# Directive:
Please give the listing again in its entirety, exactly as written.

# Supplied records:

___

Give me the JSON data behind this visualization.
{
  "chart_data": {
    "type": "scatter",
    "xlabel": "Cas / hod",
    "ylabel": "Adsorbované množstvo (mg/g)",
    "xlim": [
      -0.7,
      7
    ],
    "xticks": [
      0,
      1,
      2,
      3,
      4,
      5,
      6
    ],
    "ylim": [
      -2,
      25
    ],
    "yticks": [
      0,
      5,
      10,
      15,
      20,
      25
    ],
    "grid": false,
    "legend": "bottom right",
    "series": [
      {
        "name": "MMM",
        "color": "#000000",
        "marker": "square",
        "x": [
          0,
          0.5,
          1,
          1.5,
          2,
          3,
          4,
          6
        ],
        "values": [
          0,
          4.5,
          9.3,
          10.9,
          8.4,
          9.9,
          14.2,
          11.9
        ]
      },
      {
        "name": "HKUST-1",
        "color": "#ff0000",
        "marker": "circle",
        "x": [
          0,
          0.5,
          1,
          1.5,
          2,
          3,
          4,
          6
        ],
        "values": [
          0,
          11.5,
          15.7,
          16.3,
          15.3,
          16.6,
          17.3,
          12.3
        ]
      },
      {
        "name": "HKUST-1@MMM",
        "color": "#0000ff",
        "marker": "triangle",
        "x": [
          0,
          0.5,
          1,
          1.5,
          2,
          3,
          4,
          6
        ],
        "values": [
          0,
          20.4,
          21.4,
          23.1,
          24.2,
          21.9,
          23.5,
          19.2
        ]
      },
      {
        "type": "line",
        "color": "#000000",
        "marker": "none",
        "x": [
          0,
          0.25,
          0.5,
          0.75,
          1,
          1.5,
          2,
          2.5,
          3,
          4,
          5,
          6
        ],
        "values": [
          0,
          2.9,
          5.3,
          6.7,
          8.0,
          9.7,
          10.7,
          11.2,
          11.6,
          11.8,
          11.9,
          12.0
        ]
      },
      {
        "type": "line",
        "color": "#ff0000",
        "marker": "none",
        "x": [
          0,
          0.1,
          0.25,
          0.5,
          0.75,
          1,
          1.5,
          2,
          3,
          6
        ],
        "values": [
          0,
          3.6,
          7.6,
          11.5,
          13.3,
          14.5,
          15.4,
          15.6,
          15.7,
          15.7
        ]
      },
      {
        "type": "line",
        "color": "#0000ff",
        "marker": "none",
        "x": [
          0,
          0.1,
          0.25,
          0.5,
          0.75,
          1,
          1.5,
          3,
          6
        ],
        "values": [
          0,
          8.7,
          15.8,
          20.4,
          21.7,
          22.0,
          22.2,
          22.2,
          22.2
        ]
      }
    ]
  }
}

___

# Output for this exercise:
Give me the JSON data behind this visualization.
{
  "chart_data": {
    "type": "scatter",
    "xlabel": "Cas / hod",
    "ylabel": "Adsorbované množstvo (mg/g)",
    "xlim": [
      -0.7,
      7
    ],
    "xticks": [
      0,
      1,
      2,
      3,
      4,
      5,
      6
    ],
    "ylim": [
      -2,
      25
    ],
    "yticks": [
      0,
      5,
      10,
      15,
      20,
      25
    ],
    "grid": false,
    "legend": "bottom right",
    "series": [
      {
        "name": "MMM",
        "color": "#000000",
        "marker": "square",
        "x": [
          0,
          0.5,
          1,
          1.5,
          2,
          3,
          4,
          6
        ],
        "values": [
          0,
          4.5,
          9.3,
          10.9,
          8.4,
          9.9,
          14.2,
          11.9
        ]
      },
      {
        "name": "HKUST-1",
        "color": "#ff0000",
        "marker": "circle",
        "x": [
          0,
          0.5,
          1,
          1.5,
          2,
          3,
          4,
          6
        ],
        "values": [
          0,
          11.5,
          15.7,
          16.3,
          15.3,
          16.6,
          17.3,
          12.3
        ]
      },
      {
        "name": "HKUST-1@MMM",
        "color": "#0000ff",
        "marker": "triangle",
        "x": [
          0,
          0.5,
          1,
          1.5,
          2,
          3,
          4,
          6
        ],
        "values": [
          0,
          20.4,
          21.4,
          23.1,
          24.2,
          21.9,
          23.5,
          19.2
        ]
      },
      {
        "type": "line",
        "color": "#000000",
        "marker": "none",
        "x": [
          0,
          0.25,
          0.5,
          0.75,
          1,
          1.5,
          2,
          2.5,
          3,
          4,
          5,
          6
        ],
        "values": [
          0,
          2.9,
          5.3,
          6.7,
          8.0,
          9.7,
          10.7,
          11.2,
          11.6,
          11.8,
          11.9,
          12.0
        ]
      },
      {
        "type": "line",
        "color": "#ff0000",
        "marker": "none",
        "x": [
          0,
          0.1,
          0.25,
          0.5,
          0.75,
          1,
          1.5,
          2,
          3,
          6
        ],
        "values": [
          0,
          3.6,
          7.6,
          11.5,
          13.3,
          14.5,
          15.4,
          15.6,
          15.7,
          15.7
        ]
      },
      {
        "type": "line",
        "color": "#0000ff",
        "marker": "none",
        "x": [
          0,
          0.1,
          0.25,
          0.5,
          0.75,
          1,
          1.5,
          3,
          6
        ],
        "values": [
          0,
          8.7,
          15.8,
          20.4,
          21.7,
          22.0,
          22.2,
          22.2,
          22.2
        ]
      }
    ]
  }
}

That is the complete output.